Will you output all of the data below exactly, omitting the images?

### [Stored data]
■ ■ ■ ■ ■ ■ ■

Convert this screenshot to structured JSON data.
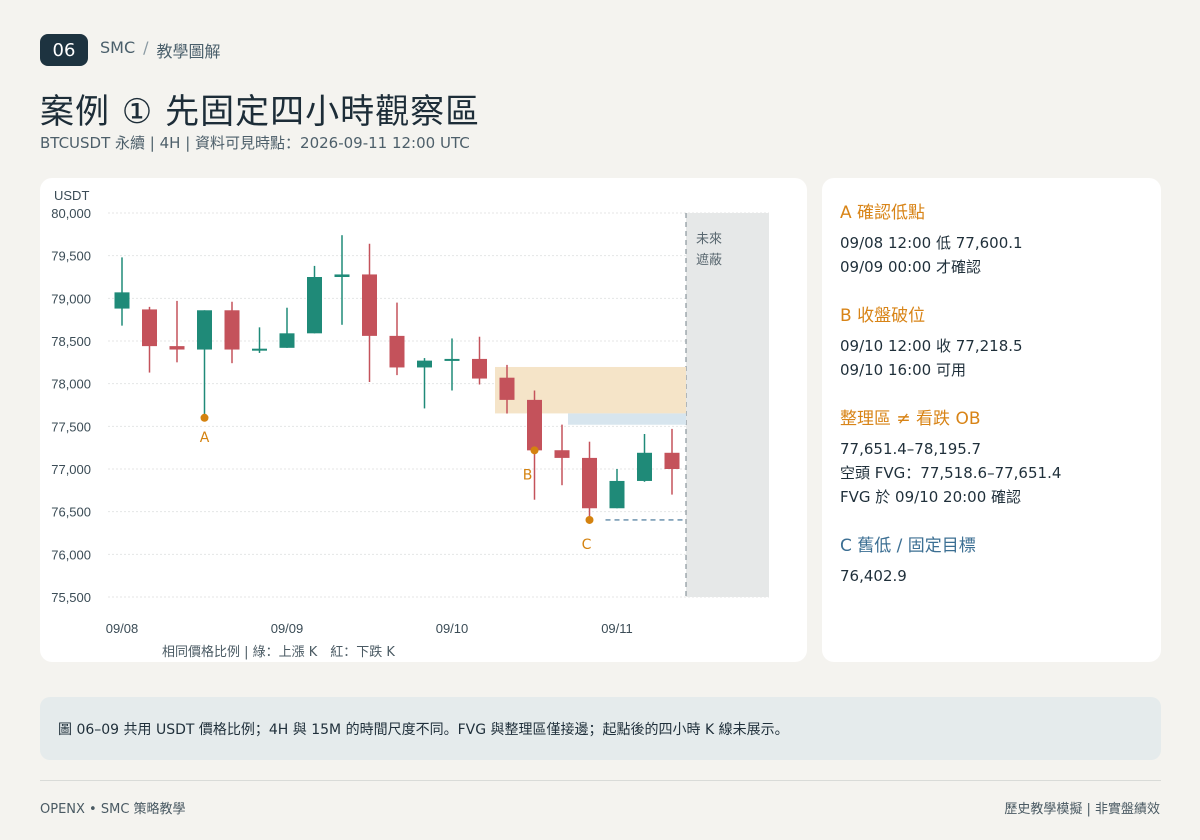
{
  "header": {
    "badge": "06",
    "crumb_1": "SMC",
    "crumb_sep": "/",
    "crumb_2": "教學圖解",
    "title": "案例 ① 先固定四小時觀察區",
    "subtitle": "BTCUSDT 永續 | 4H | 資料可見時點：2026-09-11 12:00 UTC"
  },
  "chart_data": {
    "type": "candlestick",
    "ylabel": "USDT",
    "ylim": [
      75500,
      80000
    ],
    "y_ticks": [
      "80,000",
      "79,500",
      "79,000",
      "78,500",
      "78,000",
      "77,500",
      "77,000",
      "76,500",
      "76,000",
      "75,500"
    ],
    "y_tick_values": [
      80000,
      79500,
      79000,
      78500,
      78000,
      77500,
      77000,
      76500,
      76000,
      75500
    ],
    "x_ticks": [
      "09/08",
      "09/09",
      "09/10",
      "09/11"
    ],
    "x_tick_index": [
      0,
      6,
      12,
      18
    ],
    "grid": true,
    "candles": [
      {
        "o": 78880,
        "h": 79480,
        "l": 78680,
        "c": 79070
      },
      {
        "o": 78870,
        "h": 78900,
        "l": 78130,
        "c": 78440
      },
      {
        "o": 78440,
        "h": 78970,
        "l": 78250,
        "c": 78400
      },
      {
        "o": 78400,
        "h": 78860,
        "l": 77600,
        "c": 78860
      },
      {
        "o": 78860,
        "h": 78960,
        "l": 78240,
        "c": 78400
      },
      {
        "o": 78400,
        "h": 78660,
        "l": 78360,
        "c": 78410
      },
      {
        "o": 78420,
        "h": 78890,
        "l": 78420,
        "c": 78590
      },
      {
        "o": 78590,
        "h": 79380,
        "l": 78590,
        "c": 79250
      },
      {
        "o": 79250,
        "h": 79740,
        "l": 78690,
        "c": 79280
      },
      {
        "o": 79280,
        "h": 79640,
        "l": 78020,
        "c": 78560
      },
      {
        "o": 78560,
        "h": 78950,
        "l": 78100,
        "c": 78190
      },
      {
        "o": 78190,
        "h": 78300,
        "l": 77710,
        "c": 78270
      },
      {
        "o": 78270,
        "h": 78530,
        "l": 77920,
        "c": 78290
      },
      {
        "o": 78290,
        "h": 78550,
        "l": 77990,
        "c": 78060
      },
      {
        "o": 78070,
        "h": 78220,
        "l": 77650,
        "c": 77810
      },
      {
        "o": 77810,
        "h": 77920,
        "l": 76640,
        "c": 77218.5
      },
      {
        "o": 77220,
        "h": 77520,
        "l": 76810,
        "c": 77130
      },
      {
        "o": 77130,
        "h": 77320,
        "l": 76402.9,
        "c": 76540
      },
      {
        "o": 76540,
        "h": 77000,
        "l": 76540,
        "c": 76860
      },
      {
        "o": 76860,
        "h": 77410,
        "l": 76850,
        "c": 77190
      },
      {
        "o": 77190,
        "h": 77470,
        "l": 76700,
        "c": 77000
      }
    ],
    "ob_zone": [
      77651.4,
      78195.7
    ],
    "fvg_zone": [
      77518.6,
      77651.4
    ],
    "target": 76402.9,
    "marker_a": {
      "index": 3,
      "price": 77600.1,
      "label": "A"
    },
    "marker_b": {
      "index": 15,
      "price": 77218.5,
      "label": "B"
    },
    "marker_c": {
      "index": 17,
      "price": 76402.9,
      "label": "C"
    },
    "future_mask_label_1": "未來",
    "future_mask_label_2": "遮蔽",
    "footnote": "相同價格比例 | 綠：上漲 K　紅：下跌 K",
    "colors": {
      "up": "#1f8a78",
      "down": "#c4525b",
      "marker": "#d4820f",
      "ob": "#f5e4c8",
      "fvg": "#d7e5ee",
      "future": "#e6e8e8",
      "grid": "#e4e6e6",
      "axis_text": "#3b4c56"
    }
  },
  "notes": {
    "a_title": "A 確認低點",
    "a_line_1": "09/08 12:00 低 77,600.1",
    "a_line_2": "09/09 00:00 才確認",
    "b_title": "B 收盤破位",
    "b_line_1": "09/10 12:00 收 77,218.5",
    "b_line_2": "09/10 16:00 可用",
    "ob_title": "整理區 ≠ 看跌 OB",
    "ob_line_1": "77,651.4–78,195.7",
    "ob_line_2": "空頭 FVG：77,518.6–77,651.4",
    "ob_line_3": "FVG 於 09/10 20:00 確認",
    "c_title": "C 舊低 / 固定目標",
    "c_line_1": "76,402.9"
  },
  "caption": "圖 06–09 共用 USDT 價格比例；4H 與 15M 的時間尺度不同。FVG 與整理區僅接邊；起點後的四小時 K 線未展示。",
  "footer": {
    "left": "OPENX • SMC 策略教學",
    "right": "歷史教學模擬 | 非實盤績效"
  }
}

■ ■ ■ ■ ■ ■ ■

### [RESPONSE BELOW]
Convert this screenshot to structured JSON data.
{
  "header": {
    "badge": "06",
    "crumb_1": "SMC",
    "crumb_sep": "/",
    "crumb_2": "教學圖解",
    "title": "案例 ① 先固定四小時觀察區",
    "subtitle": "BTCUSDT 永續 | 4H | 資料可見時點：2026-09-11 12:00 UTC"
  },
  "chart_data": {
    "type": "candlestick",
    "ylabel": "USDT",
    "ylim": [
      75500,
      80000
    ],
    "y_ticks": [
      "80,000",
      "79,500",
      "79,000",
      "78,500",
      "78,000",
      "77,500",
      "77,000",
      "76,500",
      "76,000",
      "75,500"
    ],
    "y_tick_values": [
      80000,
      79500,
      79000,
      78500,
      78000,
      77500,
      77000,
      76500,
      76000,
      75500
    ],
    "x_ticks": [
      "09/08",
      "09/09",
      "09/10",
      "09/11"
    ],
    "x_tick_index": [
      0,
      6,
      12,
      18
    ],
    "grid": true,
    "candles": [
      {
        "o": 78880,
        "h": 79480,
        "l": 78680,
        "c": 79070
      },
      {
        "o": 78870,
        "h": 78900,
        "l": 78130,
        "c": 78440
      },
      {
        "o": 78440,
        "h": 78970,
        "l": 78250,
        "c": 78400
      },
      {
        "o": 78400,
        "h": 78860,
        "l": 77600,
        "c": 78860
      },
      {
        "o": 78860,
        "h": 78960,
        "l": 78240,
        "c": 78400
      },
      {
        "o": 78400,
        "h": 78660,
        "l": 78360,
        "c": 78410
      },
      {
        "o": 78420,
        "h": 78890,
        "l": 78420,
        "c": 78590
      },
      {
        "o": 78590,
        "h": 79380,
        "l": 78590,
        "c": 79250
      },
      {
        "o": 79250,
        "h": 79740,
        "l": 78690,
        "c": 79280
      },
      {
        "o": 79280,
        "h": 79640,
        "l": 78020,
        "c": 78560
      },
      {
        "o": 78560,
        "h": 78950,
        "l": 78100,
        "c": 78190
      },
      {
        "o": 78190,
        "h": 78300,
        "l": 77710,
        "c": 78270
      },
      {
        "o": 78270,
        "h": 78530,
        "l": 77920,
        "c": 78290
      },
      {
        "o": 78290,
        "h": 78550,
        "l": 77990,
        "c": 78060
      },
      {
        "o": 78070,
        "h": 78220,
        "l": 77650,
        "c": 77810
      },
      {
        "o": 77810,
        "h": 77920,
        "l": 76640,
        "c": 77218.5
      },
      {
        "o": 77220,
        "h": 77520,
        "l": 76810,
        "c": 77130
      },
      {
        "o": 77130,
        "h": 77320,
        "l": 76402.9,
        "c": 76540
      },
      {
        "o": 76540,
        "h": 77000,
        "l": 76540,
        "c": 76860
      },
      {
        "o": 76860,
        "h": 77410,
        "l": 76850,
        "c": 77190
      },
      {
        "o": 77190,
        "h": 77470,
        "l": 76700,
        "c": 77000
      }
    ],
    "ob_zone": [
      77651.4,
      78195.7
    ],
    "fvg_zone": [
      77518.6,
      77651.4
    ],
    "target": 76402.9,
    "marker_a": {
      "index": 3,
      "price": 77600.1,
      "label": "A"
    },
    "marker_b": {
      "index": 15,
      "price": 77218.5,
      "label": "B"
    },
    "marker_c": {
      "index": 17,
      "price": 76402.9,
      "label": "C"
    },
    "future_mask_label_1": "未來",
    "future_mask_label_2": "遮蔽",
    "footnote": "相同價格比例 | 綠：上漲 K　紅：下跌 K",
    "colors": {
      "up": "#1f8a78",
      "down": "#c4525b",
      "marker": "#d4820f",
      "ob": "#f5e4c8",
      "fvg": "#d7e5ee",
      "future": "#e6e8e8",
      "grid": "#e4e6e6",
      "axis_text": "#3b4c56"
    }
  },
  "notes": {
    "a_title": "A 確認低點",
    "a_line_1": "09/08 12:00 低 77,600.1",
    "a_line_2": "09/09 00:00 才確認",
    "b_title": "B 收盤破位",
    "b_line_1": "09/10 12:00 收 77,218.5",
    "b_line_2": "09/10 16:00 可用",
    "ob_title": "整理區 ≠ 看跌 OB",
    "ob_line_1": "77,651.4–78,195.7",
    "ob_line_2": "空頭 FVG：77,518.6–77,651.4",
    "ob_line_3": "FVG 於 09/10 20:00 確認",
    "c_title": "C 舊低 / 固定目標",
    "c_line_1": "76,402.9"
  },
  "caption": "圖 06–09 共用 USDT 價格比例；4H 與 15M 的時間尺度不同。FVG 與整理區僅接邊；起點後的四小時 K 線未展示。",
  "footer": {
    "left": "OPENX • SMC 策略教學",
    "right": "歷史教學模擬 | 非實盤績效"
  }
}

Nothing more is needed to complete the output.